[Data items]
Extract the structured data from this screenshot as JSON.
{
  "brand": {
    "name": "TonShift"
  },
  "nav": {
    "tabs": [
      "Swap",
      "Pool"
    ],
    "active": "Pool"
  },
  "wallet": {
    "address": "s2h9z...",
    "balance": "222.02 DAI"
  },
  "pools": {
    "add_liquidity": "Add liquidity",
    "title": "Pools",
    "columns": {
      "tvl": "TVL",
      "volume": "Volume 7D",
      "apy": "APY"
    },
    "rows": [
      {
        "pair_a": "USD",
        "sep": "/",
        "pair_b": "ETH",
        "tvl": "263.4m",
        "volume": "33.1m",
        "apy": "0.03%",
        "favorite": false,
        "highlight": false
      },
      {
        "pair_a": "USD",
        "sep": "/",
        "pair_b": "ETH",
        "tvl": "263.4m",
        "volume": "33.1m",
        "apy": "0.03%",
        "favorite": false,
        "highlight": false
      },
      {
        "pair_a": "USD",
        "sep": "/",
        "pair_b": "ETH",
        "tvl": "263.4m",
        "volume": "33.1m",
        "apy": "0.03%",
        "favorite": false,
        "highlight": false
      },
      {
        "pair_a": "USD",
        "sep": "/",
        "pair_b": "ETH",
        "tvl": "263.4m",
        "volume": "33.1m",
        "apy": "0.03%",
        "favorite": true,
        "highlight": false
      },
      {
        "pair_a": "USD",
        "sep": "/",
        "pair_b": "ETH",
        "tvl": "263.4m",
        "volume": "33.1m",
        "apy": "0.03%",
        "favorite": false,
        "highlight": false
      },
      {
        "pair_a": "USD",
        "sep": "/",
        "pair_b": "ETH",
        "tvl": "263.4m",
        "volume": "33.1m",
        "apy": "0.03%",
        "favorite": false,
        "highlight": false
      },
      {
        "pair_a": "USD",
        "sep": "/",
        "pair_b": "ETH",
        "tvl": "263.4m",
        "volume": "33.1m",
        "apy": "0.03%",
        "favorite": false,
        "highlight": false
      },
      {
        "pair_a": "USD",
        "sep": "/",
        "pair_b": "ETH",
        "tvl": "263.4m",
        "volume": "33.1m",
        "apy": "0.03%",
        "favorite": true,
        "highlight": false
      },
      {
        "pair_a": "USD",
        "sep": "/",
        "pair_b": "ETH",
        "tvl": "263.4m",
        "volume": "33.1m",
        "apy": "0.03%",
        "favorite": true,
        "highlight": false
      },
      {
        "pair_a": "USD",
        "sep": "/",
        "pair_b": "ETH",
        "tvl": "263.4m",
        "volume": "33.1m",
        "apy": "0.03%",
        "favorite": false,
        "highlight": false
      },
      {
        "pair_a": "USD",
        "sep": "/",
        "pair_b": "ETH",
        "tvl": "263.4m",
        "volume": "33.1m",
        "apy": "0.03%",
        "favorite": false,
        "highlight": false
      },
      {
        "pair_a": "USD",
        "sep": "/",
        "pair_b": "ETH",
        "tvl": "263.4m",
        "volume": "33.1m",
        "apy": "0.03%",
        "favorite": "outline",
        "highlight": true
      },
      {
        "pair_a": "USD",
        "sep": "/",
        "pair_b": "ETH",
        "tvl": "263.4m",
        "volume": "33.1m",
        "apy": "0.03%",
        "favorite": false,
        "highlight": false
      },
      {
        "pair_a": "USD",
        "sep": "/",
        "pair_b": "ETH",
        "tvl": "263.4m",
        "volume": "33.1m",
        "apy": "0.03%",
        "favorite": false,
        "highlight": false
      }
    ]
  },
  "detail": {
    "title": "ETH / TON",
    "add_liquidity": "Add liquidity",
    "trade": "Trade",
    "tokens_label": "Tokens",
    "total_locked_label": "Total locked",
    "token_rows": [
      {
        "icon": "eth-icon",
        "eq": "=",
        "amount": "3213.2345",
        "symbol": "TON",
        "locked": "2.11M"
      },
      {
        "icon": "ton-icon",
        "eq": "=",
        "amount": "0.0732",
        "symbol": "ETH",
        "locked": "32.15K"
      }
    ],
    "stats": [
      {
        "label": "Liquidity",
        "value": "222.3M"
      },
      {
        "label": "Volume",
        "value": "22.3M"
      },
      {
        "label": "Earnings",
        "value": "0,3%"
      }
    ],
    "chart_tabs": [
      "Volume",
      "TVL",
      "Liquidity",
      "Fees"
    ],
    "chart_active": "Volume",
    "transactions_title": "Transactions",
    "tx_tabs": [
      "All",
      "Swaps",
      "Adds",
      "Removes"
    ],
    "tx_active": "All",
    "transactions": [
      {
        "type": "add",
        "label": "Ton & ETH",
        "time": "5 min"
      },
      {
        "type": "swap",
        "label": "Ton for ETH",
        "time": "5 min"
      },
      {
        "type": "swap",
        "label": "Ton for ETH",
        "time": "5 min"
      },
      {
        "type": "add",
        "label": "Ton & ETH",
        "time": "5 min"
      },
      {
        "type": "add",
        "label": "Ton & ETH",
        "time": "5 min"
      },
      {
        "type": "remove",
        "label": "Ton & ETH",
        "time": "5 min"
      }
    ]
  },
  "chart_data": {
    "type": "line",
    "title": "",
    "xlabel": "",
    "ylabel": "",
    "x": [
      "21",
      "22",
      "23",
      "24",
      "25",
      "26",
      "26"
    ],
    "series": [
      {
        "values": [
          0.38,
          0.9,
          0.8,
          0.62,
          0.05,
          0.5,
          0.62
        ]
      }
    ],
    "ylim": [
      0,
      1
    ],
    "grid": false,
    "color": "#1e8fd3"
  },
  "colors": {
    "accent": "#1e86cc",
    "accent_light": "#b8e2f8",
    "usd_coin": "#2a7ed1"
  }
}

Exercise objective
Set down the listing in full, keeping every word exactly as it is.

In response
Extract the structured data from this screenshot as JSON.
{
  "brand": {
    "name": "TonShift"
  },
  "nav": {
    "tabs": [
      "Swap",
      "Pool"
    ],
    "active": "Pool"
  },
  "wallet": {
    "address": "s2h9z...",
    "balance": "222.02 DAI"
  },
  "pools": {
    "add_liquidity": "Add liquidity",
    "title": "Pools",
    "columns": {
      "tvl": "TVL",
      "volume": "Volume 7D",
      "apy": "APY"
    },
    "rows": [
      {
        "pair_a": "USD",
        "sep": "/",
        "pair_b": "ETH",
        "tvl": "263.4m",
        "volume": "33.1m",
        "apy": "0.03%",
        "favorite": false,
        "highlight": false
      },
      {
        "pair_a": "USD",
        "sep": "/",
        "pair_b": "ETH",
        "tvl": "263.4m",
        "volume": "33.1m",
        "apy": "0.03%",
        "favorite": false,
        "highlight": false
      },
      {
        "pair_a": "USD",
        "sep": "/",
        "pair_b": "ETH",
        "tvl": "263.4m",
        "volume": "33.1m",
        "apy": "0.03%",
        "favorite": false,
        "highlight": false
      },
      {
        "pair_a": "USD",
        "sep": "/",
        "pair_b": "ETH",
        "tvl": "263.4m",
        "volume": "33.1m",
        "apy": "0.03%",
        "favorite": true,
        "highlight": false
      },
      {
        "pair_a": "USD",
        "sep": "/",
        "pair_b": "ETH",
        "tvl": "263.4m",
        "volume": "33.1m",
        "apy": "0.03%",
        "favorite": false,
        "highlight": false
      },
      {
        "pair_a": "USD",
        "sep": "/",
        "pair_b": "ETH",
        "tvl": "263.4m",
        "volume": "33.1m",
        "apy": "0.03%",
        "favorite": false,
        "highlight": false
      },
      {
        "pair_a": "USD",
        "sep": "/",
        "pair_b": "ETH",
        "tvl": "263.4m",
        "volume": "33.1m",
        "apy": "0.03%",
        "favorite": false,
        "highlight": false
      },
      {
        "pair_a": "USD",
        "sep": "/",
        "pair_b": "ETH",
        "tvl": "263.4m",
        "volume": "33.1m",
        "apy": "0.03%",
        "favorite": true,
        "highlight": false
      },
      {
        "pair_a": "USD",
        "sep": "/",
        "pair_b": "ETH",
        "tvl": "263.4m",
        "volume": "33.1m",
        "apy": "0.03%",
        "favorite": true,
        "highlight": false
      },
      {
        "pair_a": "USD",
        "sep": "/",
        "pair_b": "ETH",
        "tvl": "263.4m",
        "volume": "33.1m",
        "apy": "0.03%",
        "favorite": false,
        "highlight": false
      },
      {
        "pair_a": "USD",
        "sep": "/",
        "pair_b": "ETH",
        "tvl": "263.4m",
        "volume": "33.1m",
        "apy": "0.03%",
        "favorite": false,
        "highlight": false
      },
      {
        "pair_a": "USD",
        "sep": "/",
        "pair_b": "ETH",
        "tvl": "263.4m",
        "volume": "33.1m",
        "apy": "0.03%",
        "favorite": "outline",
        "highlight": true
      },
      {
        "pair_a": "USD",
        "sep": "/",
        "pair_b": "ETH",
        "tvl": "263.4m",
        "volume": "33.1m",
        "apy": "0.03%",
        "favorite": false,
        "highlight": false
      },
      {
        "pair_a": "USD",
        "sep": "/",
        "pair_b": "ETH",
        "tvl": "263.4m",
        "volume": "33.1m",
        "apy": "0.03%",
        "favorite": false,
        "highlight": false
      }
    ]
  },
  "detail": {
    "title": "ETH / TON",
    "add_liquidity": "Add liquidity",
    "trade": "Trade",
    "tokens_label": "Tokens",
    "total_locked_label": "Total locked",
    "token_rows": [
      {
        "icon": "eth-icon",
        "eq": "=",
        "amount": "3213.2345",
        "symbol": "TON",
        "locked": "2.11M"
      },
      {
        "icon": "ton-icon",
        "eq": "=",
        "amount": "0.0732",
        "symbol": "ETH",
        "locked": "32.15K"
      }
    ],
    "stats": [
      {
        "label": "Liquidity",
        "value": "222.3M"
      },
      {
        "label": "Volume",
        "value": "22.3M"
      },
      {
        "label": "Earnings",
        "value": "0,3%"
      }
    ],
    "chart_tabs": [
      "Volume",
      "TVL",
      "Liquidity",
      "Fees"
    ],
    "chart_active": "Volume",
    "transactions_title": "Transactions",
    "tx_tabs": [
      "All",
      "Swaps",
      "Adds",
      "Removes"
    ],
    "tx_active": "All",
    "transactions": [
      {
        "type": "add",
        "label": "Ton & ETH",
        "time": "5 min"
      },
      {
        "type": "swap",
        "label": "Ton for ETH",
        "time": "5 min"
      },
      {
        "type": "swap",
        "label": "Ton for ETH",
        "time": "5 min"
      },
      {
        "type": "add",
        "label": "Ton & ETH",
        "time": "5 min"
      },
      {
        "type": "add",
        "label": "Ton & ETH",
        "time": "5 min"
      },
      {
        "type": "remove",
        "label": "Ton & ETH",
        "time": "5 min"
      }
    ]
  },
  "chart_data": {
    "type": "line",
    "title": "",
    "xlabel": "",
    "ylabel": "",
    "x": [
      "21",
      "22",
      "23",
      "24",
      "25",
      "26",
      "26"
    ],
    "series": [
      {
        "values": [
          0.38,
          0.9,
          0.8,
          0.62,
          0.05,
          0.5,
          0.62
        ]
      }
    ],
    "ylim": [
      0,
      1
    ],
    "grid": false,
    "color": "#1e8fd3"
  },
  "colors": {
    "accent": "#1e86cc",
    "accent_light": "#b8e2f8",
    "usd_coin": "#2a7ed1"
  }
}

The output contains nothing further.